**EXERCISE OBJECTIVE**
Find every line of the listing below where "Share" appears, and copy it.
____________________
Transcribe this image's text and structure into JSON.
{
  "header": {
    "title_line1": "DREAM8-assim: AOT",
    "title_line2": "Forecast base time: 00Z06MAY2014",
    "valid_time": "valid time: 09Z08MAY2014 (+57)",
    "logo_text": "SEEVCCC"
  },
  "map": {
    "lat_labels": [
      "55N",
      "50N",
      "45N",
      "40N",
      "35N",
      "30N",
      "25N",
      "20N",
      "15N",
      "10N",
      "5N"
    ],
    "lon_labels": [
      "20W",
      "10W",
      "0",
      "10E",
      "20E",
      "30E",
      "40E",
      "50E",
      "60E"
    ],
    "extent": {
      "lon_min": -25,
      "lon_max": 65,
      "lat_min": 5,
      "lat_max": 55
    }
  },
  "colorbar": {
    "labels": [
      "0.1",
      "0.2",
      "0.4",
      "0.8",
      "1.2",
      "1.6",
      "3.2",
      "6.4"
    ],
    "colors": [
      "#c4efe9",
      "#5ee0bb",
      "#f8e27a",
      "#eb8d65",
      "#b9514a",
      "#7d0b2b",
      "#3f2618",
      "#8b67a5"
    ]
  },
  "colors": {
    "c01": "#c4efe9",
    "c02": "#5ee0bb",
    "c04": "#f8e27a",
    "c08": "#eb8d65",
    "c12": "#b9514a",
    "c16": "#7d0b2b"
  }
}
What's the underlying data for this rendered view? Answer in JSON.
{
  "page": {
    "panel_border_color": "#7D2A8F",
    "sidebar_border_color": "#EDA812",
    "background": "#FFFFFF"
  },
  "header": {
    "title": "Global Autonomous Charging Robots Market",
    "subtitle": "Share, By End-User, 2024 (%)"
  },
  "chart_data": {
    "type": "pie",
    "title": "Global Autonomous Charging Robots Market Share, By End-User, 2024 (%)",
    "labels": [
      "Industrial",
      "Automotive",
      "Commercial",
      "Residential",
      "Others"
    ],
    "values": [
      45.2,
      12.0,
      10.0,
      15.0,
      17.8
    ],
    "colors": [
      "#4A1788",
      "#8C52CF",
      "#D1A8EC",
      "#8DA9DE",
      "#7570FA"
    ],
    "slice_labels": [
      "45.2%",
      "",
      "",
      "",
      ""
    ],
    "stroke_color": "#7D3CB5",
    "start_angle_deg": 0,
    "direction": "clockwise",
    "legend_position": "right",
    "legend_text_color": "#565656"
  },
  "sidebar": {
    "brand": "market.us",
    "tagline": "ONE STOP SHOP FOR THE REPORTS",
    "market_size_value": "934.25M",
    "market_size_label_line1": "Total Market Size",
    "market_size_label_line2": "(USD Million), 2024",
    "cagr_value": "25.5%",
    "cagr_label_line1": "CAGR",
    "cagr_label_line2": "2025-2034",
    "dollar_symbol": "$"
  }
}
____________________
**SOLUTION FOR THIS TASK**
    "subtitle": "Share, By End-User, 2024 (%)"
    "title": "Global Autonomous Charging Robots Market Share, By End-User, 2024 (%)",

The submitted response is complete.